--- Texto de origem ---

Segundo escreveu o seu filho Manuel, terá morrido pobre devido à sua generosidade e, enquanto viveu, era muito valido junto do Rei e conhecido no Reino. Entre os seus descendentes, aqueles que foram Senhores de Águas Belas (Ferreira do Zêzere) e usavam o apelido Sodré Pereira eram considerados os chefes do nome e armas de Sodré. Tanto mais que sucederam no morgado fundado por Duarte Sodré.
No seu testamento, lido por D. Francisco de Meneses, Cónego de Évora, Duarte Sodré indica como seus irmãos a Antão Sodré, seu testamenteiro, e Maria Sodré (esta é que terá desposado João de Resende) e nomeia seu filho Francisco Sodré para administrador do seu morgado, a que também deixou vinculadas algumas casas em Santarém herdadas de seus pais.
Teve filhos mais velhos nas pessoas de João Sodré (que renunciou à herança e se fez frade franciscano, falecendo antes de 1496) e Leonor Sodré, ambos legitimados em 1486. Esta e suas irmãs Isabel Sodré e Inês Resende foram freiras no Mosteiro de Santa Clara, em Santarém. Ainda foi pai de Catarina Sodré, casada em Santarém com Paulo Vaz Pimenta, e de Manuel Sodré (cuja intensa actividade na Índia é retratada na carta em anexo).
Francisco Sodré foi legitimado a 12 de Fevereiro de 1496. A 24 de Outubro de 1500, é nomeado Alcaide-mor de Seia. Cavaleiro-Fidalgo da Casa do Rei D. João III com 1700 reis de renda. Juntamente com o seu irmão Manuel, esteve na segunda conquista de Goa sob o comando do grande Afonso de Albuquerque. Morreu em serviço na Índia, entre 1539-1544. Casou com Violante Pereira, filha de João Pereira, 4º Senhor de Águas Belas (Ferreira do Zêzere), ficando este senhorio na posse da família Sodré Pereira até ao reinado de D. José.
A enorme dificuldade de detectar qual o pai de Duarte Sodré afinal deriva do facto de que ele teve este apelido pelo lado da mãe, pois é filho de Gil Pires de Resende, Provedor dos valados de Santarém, assinalado como Contador na comarca dos almoxarifados de Santarém e Abrantes em documento de chancelaria de 21 de Dezembro de 1447 (regência do Infante D. Pedro, Duque de Coimbra), bem referenciado em documentos da chancelaria do Rei D. Afonso V, e de sua mulher, Inês Sodré, provável irmã do Fernão Sodré acima assinalado como Escrivão da Alfândega de Lisboa, em 1437.

--- Listagem ---

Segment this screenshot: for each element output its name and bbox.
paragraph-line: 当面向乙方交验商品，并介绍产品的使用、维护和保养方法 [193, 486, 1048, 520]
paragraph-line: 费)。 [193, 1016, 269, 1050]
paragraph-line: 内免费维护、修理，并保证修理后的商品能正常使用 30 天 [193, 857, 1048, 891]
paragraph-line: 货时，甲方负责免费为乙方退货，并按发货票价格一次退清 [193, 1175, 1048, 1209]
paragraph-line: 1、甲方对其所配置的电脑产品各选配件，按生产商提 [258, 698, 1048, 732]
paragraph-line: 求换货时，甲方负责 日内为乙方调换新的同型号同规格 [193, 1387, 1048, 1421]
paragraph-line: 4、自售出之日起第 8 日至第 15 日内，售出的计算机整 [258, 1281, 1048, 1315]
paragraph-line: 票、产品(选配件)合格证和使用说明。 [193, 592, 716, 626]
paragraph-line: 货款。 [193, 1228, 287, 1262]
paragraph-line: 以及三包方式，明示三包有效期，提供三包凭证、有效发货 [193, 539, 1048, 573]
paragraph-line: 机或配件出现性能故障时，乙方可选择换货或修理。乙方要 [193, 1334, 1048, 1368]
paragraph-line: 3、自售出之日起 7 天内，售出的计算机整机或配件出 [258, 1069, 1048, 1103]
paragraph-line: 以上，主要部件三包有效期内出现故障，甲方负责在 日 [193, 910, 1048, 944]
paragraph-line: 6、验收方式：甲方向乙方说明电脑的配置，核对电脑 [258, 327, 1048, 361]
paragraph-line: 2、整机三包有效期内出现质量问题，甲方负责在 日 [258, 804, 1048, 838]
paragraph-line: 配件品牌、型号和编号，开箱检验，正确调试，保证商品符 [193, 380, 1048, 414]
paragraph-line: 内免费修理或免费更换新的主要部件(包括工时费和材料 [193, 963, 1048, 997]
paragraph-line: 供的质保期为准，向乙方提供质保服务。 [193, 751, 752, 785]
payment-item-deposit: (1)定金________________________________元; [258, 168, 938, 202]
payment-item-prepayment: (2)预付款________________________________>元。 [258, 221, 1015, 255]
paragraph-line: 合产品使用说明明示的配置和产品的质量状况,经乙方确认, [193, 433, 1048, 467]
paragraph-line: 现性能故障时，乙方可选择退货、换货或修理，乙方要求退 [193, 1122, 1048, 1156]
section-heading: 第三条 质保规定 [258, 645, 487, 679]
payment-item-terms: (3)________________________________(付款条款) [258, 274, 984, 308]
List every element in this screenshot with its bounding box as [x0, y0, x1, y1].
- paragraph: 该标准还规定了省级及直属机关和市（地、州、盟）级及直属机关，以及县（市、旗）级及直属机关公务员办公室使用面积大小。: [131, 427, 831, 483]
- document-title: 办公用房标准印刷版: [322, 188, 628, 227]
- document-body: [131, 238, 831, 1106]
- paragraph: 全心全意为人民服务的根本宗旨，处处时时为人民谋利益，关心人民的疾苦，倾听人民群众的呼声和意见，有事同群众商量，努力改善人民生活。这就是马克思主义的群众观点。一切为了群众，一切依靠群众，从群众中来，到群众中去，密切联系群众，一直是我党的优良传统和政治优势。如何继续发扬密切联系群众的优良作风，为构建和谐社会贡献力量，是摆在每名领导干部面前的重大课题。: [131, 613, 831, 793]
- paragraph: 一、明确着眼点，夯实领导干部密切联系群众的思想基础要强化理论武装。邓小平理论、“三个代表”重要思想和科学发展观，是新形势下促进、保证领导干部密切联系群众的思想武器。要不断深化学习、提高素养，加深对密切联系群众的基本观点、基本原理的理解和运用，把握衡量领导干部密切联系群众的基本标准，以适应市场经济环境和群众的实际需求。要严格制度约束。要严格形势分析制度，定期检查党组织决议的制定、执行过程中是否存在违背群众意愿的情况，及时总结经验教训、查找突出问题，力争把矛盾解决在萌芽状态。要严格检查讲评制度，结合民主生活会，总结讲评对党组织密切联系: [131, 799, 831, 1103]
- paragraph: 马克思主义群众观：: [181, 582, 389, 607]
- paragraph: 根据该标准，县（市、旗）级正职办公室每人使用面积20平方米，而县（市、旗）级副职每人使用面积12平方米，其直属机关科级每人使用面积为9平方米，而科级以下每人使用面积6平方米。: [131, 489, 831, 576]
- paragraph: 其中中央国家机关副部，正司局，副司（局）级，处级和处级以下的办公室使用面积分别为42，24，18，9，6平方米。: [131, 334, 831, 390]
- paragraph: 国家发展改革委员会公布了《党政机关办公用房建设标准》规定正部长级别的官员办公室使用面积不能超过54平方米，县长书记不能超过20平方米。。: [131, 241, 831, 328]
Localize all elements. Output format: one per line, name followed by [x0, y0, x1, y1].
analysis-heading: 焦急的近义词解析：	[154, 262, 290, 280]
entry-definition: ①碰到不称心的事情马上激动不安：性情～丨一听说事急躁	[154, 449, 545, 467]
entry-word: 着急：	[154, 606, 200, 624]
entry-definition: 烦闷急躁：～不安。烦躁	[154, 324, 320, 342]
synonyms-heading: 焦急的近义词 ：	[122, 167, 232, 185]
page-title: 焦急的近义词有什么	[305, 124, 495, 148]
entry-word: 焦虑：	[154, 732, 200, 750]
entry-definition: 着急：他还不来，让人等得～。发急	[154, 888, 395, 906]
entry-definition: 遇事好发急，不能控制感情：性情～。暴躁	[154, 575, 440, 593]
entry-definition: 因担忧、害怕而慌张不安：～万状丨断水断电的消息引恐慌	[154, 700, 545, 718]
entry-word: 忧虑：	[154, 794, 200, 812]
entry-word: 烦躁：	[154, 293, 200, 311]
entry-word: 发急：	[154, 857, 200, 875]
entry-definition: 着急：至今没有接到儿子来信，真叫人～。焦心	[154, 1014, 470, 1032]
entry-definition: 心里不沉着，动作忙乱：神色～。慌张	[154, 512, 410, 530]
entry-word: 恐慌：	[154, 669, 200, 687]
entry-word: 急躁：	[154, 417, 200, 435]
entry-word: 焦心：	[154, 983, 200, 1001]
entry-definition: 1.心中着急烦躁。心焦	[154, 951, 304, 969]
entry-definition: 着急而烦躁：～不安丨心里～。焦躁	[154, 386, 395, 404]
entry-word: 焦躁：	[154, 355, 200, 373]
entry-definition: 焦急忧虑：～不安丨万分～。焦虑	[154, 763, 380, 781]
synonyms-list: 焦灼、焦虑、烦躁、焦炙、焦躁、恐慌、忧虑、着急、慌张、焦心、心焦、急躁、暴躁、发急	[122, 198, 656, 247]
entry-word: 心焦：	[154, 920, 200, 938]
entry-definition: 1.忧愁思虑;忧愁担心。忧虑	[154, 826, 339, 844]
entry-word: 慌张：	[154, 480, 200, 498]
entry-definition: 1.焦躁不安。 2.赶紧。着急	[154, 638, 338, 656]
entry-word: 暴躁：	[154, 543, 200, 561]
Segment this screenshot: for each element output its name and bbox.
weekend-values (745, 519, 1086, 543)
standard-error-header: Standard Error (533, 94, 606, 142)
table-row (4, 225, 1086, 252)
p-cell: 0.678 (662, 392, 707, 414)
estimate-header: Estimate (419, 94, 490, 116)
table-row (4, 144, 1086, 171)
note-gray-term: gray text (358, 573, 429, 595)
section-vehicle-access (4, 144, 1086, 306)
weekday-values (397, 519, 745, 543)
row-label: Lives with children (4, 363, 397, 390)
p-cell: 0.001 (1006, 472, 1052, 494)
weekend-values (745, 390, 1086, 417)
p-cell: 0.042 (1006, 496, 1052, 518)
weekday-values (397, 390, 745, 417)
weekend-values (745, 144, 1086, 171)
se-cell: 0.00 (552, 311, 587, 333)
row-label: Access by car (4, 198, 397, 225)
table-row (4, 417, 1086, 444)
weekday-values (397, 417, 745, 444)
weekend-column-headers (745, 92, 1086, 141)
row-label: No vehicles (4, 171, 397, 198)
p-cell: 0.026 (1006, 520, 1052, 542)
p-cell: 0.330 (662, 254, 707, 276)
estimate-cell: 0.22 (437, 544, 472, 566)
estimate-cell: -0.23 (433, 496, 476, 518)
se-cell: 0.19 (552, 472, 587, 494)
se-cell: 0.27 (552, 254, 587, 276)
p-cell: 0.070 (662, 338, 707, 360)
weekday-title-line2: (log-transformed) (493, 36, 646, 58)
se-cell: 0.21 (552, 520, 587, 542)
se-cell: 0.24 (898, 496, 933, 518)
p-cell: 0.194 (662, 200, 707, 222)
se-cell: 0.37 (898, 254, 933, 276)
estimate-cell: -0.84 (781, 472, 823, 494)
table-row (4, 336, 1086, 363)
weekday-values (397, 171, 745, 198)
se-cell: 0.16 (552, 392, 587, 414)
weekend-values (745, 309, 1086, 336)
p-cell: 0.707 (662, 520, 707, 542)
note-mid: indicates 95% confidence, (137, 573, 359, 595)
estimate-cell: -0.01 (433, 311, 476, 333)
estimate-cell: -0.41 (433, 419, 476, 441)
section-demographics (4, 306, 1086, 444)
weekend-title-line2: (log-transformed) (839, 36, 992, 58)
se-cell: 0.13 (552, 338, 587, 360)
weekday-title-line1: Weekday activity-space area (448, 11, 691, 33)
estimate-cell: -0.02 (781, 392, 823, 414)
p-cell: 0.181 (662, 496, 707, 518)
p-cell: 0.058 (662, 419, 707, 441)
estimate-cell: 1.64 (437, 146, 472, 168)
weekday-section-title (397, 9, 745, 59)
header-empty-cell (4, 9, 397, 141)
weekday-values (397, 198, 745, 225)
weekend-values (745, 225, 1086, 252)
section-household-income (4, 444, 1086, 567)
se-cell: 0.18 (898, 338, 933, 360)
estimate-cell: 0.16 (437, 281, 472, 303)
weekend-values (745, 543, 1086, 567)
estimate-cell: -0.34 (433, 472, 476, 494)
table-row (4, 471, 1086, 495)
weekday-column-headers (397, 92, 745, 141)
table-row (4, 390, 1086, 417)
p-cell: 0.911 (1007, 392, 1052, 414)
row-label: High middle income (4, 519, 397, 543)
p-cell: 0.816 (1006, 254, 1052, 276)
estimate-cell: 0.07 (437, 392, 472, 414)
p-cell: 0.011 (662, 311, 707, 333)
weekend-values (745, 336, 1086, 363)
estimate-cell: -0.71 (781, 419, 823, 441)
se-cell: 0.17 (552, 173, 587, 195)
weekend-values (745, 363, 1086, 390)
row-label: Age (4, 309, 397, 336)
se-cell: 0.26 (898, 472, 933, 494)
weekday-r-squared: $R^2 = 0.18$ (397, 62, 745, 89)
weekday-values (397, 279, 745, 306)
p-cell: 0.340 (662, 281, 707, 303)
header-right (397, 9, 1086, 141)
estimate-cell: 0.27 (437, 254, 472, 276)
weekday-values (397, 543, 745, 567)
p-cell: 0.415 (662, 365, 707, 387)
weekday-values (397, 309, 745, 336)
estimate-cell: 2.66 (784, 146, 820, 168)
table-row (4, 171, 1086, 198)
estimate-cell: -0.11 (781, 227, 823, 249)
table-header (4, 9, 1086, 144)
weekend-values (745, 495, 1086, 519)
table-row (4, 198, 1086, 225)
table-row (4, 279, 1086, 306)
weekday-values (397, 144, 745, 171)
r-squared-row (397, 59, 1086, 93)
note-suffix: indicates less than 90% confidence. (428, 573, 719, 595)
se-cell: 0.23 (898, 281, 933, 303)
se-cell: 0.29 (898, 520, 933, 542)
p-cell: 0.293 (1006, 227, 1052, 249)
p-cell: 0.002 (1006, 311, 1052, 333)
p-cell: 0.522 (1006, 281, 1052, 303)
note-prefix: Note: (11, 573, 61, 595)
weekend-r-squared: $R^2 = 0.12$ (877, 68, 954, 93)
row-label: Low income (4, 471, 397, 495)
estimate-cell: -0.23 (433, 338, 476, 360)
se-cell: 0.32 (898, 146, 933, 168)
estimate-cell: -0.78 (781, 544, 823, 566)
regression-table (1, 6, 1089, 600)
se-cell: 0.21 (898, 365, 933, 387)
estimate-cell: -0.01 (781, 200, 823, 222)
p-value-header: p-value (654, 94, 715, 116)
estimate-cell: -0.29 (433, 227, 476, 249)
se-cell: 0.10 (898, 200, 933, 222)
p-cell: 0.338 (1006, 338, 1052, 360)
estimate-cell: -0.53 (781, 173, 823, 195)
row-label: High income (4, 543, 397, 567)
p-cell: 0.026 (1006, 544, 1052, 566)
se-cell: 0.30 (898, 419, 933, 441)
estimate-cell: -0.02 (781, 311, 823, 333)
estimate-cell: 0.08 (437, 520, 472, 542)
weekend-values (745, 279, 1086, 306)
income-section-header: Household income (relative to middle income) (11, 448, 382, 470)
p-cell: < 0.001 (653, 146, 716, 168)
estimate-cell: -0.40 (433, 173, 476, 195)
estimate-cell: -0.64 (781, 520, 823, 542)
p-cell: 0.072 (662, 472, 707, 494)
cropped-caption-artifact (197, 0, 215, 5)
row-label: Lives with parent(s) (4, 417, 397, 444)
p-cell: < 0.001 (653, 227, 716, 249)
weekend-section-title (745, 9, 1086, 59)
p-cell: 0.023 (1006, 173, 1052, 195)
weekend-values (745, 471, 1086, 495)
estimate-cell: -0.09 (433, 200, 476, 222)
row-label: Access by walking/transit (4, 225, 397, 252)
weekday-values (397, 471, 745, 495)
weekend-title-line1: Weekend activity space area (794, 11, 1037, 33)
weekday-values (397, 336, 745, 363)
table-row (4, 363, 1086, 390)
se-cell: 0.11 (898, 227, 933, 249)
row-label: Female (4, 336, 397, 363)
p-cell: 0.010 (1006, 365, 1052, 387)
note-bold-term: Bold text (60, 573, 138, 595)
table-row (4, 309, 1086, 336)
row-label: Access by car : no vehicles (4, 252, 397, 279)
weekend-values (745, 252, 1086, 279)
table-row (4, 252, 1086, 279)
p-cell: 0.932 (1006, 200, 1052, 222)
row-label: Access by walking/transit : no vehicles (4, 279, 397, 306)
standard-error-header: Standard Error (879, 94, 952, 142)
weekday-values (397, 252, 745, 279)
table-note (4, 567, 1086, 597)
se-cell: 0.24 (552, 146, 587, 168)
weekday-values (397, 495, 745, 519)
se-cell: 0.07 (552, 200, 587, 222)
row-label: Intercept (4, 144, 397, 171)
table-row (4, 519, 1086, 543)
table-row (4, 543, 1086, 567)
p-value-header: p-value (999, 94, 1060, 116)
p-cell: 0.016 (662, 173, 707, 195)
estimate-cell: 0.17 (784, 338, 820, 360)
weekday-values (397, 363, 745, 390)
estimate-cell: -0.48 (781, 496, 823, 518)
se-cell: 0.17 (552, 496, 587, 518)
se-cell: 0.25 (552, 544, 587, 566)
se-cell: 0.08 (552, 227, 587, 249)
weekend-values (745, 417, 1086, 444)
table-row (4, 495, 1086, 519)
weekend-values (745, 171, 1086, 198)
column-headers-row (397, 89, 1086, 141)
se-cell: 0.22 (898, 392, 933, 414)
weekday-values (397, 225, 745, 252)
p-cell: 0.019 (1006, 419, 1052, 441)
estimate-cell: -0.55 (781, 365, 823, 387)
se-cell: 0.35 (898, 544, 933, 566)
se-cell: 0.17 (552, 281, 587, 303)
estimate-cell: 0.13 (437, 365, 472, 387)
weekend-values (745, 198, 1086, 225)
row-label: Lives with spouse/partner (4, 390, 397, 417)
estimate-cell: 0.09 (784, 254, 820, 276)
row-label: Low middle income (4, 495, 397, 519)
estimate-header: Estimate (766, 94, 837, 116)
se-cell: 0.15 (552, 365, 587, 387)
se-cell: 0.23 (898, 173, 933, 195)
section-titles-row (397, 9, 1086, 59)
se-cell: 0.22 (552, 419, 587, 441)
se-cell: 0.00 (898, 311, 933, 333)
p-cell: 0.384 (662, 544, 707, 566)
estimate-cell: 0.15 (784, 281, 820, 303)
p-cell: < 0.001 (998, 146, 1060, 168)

---

Tarefas do exercício
a - As afirmações seguintes estão de acordo com o texto de origem? Responda sim ou não a cada uma e cite as palavras do texto que o decidem.
(i) Francisco Sodré foi legitimado em 12 de fevereiro de 1496.
(ii) João Sodré morreu depois de 1500.
(iii) Inês Sodré era mulher de Gil Pires de Resende.
b - Apresente como tabela Markdown as linhas das entradas desde a primeira até à que contém "paragraph-line: 求换货时，甲方负责 日内为乙方调换新的同型号同规格", ambas incluídas, sem as linhas em branco. Use as colunas Número e Linha.
O texto e as entradas provêm de fontes distintas.

Respostas às tarefas
a -
(i) Sim: "Francisco Sodré foi legitimado a 12 de Fevereiro de 1496."
(ii) Não: "falecendo antes de 1496"
(iii) Sim: "e de sua mulher, Inês Sodré"

b -
| Número | Linha |
|---|---|
| 1 | Segment this screenshot: for each element output its name and bbox. |
| 2 | paragraph-line: 当面向乙方交验商品，并介绍产品的使用、维护和保养方法 [193, 486, 1048, 520] |
| 3 | paragraph-line: 费)。 [193, 1016, 269, 1050] |
| 4 | paragraph-line: 内免费维护、修理，并保证修理后的商品能正常使用 30 天 [193, 857, 1048, 891] |
| 5 | paragraph-line: 货时，甲方负责免费为乙方退货，并按发货票价格一次退清 [193, 1175, 1048, 1209] |
| 6 | paragraph-line: 1、甲方对其所配置的电脑产品各选配件，按生产商提 [258, 698, 1048, 732] |
| 7 | paragraph-line: 求换货时，甲方负责 日内为乙方调换新的同型号同规格 [193, 1387, 1048, 1421] |